## 8.7.13

### How To : Create A Realistic Car Steering Rig in Maya

Turning a car is not as simple as you think. There's some quite advanced geometry at work to order to maintain the correct rotations for each front wheel in order to keep the turn 'on track'. The radii for each wheel change at a non-linear rate as the turn gets sharper.

A best practical solution is the Ackerman Steering Principle, a well documented system. Whilst not 100% perfect, it's pretty much near to and as it's used on most vehicles today, this is what we'll use as our template. No bodging here I'm afraid. For more reading and theory that I will explain here, there's an excellent Wiki page on this Ackerman Steering Geometry.

So this system uses an axle pivot to base all measurements from, i.e. the front wheels are turned so that their axles point to a centre point that is in-line with the rear axle. (image from wiki)

Ackermann angles and geometry

Note, for the wheels to turn independently, they're mounted on two stub axles.

This is based of a trapezoidal linkage, the dimensions of such that will create an optimal steering trapezoid when the horizontal bar (track rod) is moved from side to side. The angle between the steering arm and track rods is what we need to replicate and is what we'll be calculating for the rig.

[Layout element annotations]

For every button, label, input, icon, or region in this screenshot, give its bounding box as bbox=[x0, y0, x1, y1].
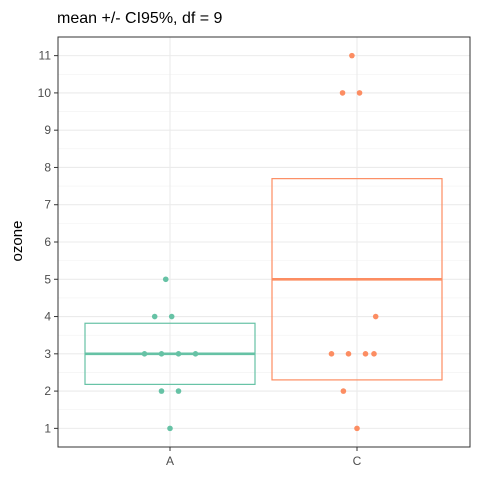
data-point bbox=[349, 52, 355, 59]
data-point bbox=[158, 388, 165, 394]
x-tick-label: A bbox=[166, 454, 174, 468]
axes: 1 2 3 4 5 6 7 8 9 10 11 A C bbox=[38, 49, 362, 468]
data-point bbox=[192, 351, 199, 357]
chart-title: mean +/- CI95%, df = 9 bbox=[57, 10, 223, 27]
x-tick-label: C bbox=[353, 454, 362, 468]
y-tick-label: 2 bbox=[44, 384, 51, 398]
y-axis-label: ozone bbox=[9, 221, 26, 262]
data-point bbox=[356, 90, 363, 96]
ci-boxes bbox=[84, 178, 443, 385]
data-point bbox=[162, 276, 169, 283]
grid bbox=[58, 37, 470, 447]
y-tick-label: 8 bbox=[44, 160, 51, 174]
data-point bbox=[345, 351, 352, 357]
data-point bbox=[158, 351, 165, 357]
data-point bbox=[372, 313, 379, 320]
y-tick-label: 10 bbox=[38, 86, 52, 100]
data-point bbox=[151, 313, 158, 320]
y-tick-label: 11 bbox=[39, 49, 52, 63]
panel-border bbox=[57, 36, 471, 448]
data-point bbox=[175, 351, 182, 357]
data-point bbox=[175, 388, 182, 394]
data-point bbox=[339, 90, 346, 96]
y-tick-label: 3 bbox=[44, 347, 51, 361]
data-point bbox=[167, 425, 173, 432]
y-tick-label: 5 bbox=[44, 272, 51, 286]
data-point bbox=[340, 388, 347, 394]
data-point bbox=[328, 351, 335, 357]
data-point bbox=[141, 351, 148, 357]
data-point bbox=[354, 425, 360, 432]
y-tick-label: 9 bbox=[44, 123, 51, 137]
y-tick-label: 1 bbox=[44, 421, 51, 435]
data-points bbox=[141, 52, 379, 432]
data-point bbox=[168, 313, 175, 320]
data-point bbox=[362, 351, 369, 357]
data-point bbox=[371, 351, 377, 357]
y-tick-label: 6 bbox=[44, 235, 51, 249]
y-tick-label: 7 bbox=[44, 198, 51, 212]
y-tick-label: 4 bbox=[44, 310, 51, 324]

Problems to work on >>
[1] Translate this sentence from the car steering rig tutorial into Spanish: "The radii for each wheel change at a non-linear rate as the turn gets sharper."
[2] Reproduce verbatim the part of the car steering rig tutorial that begins at the words "### How To : Create" and stops after the words "Ackerman Steering Geometry.".

Answers to the exercise >>
[1] Los radios de cada rueda cambian a un ritmo no lineal a medida que el giro se vuelve más cerrado.

[2]
### How To : Create A Realistic Car Steering Rig in Maya

Turning a car is not as simple as you think. There's some quite advanced geometry at work to order to maintain the correct rotations for each front wheel in order to keep the turn 'on track'. The radii for each wheel change at a non-linear rate as the turn gets sharper.

A best practical solution is the Ackerman Steering Principle, a well documented system. Whilst not 100% perfect, it's pretty much near to and as it's used on most vehicles today, this is what we'll use as our template. No bodging here I'm afraid. For more reading and theory that I will explain here, there's an excellent Wiki page on this Ackerman Steering Geometry.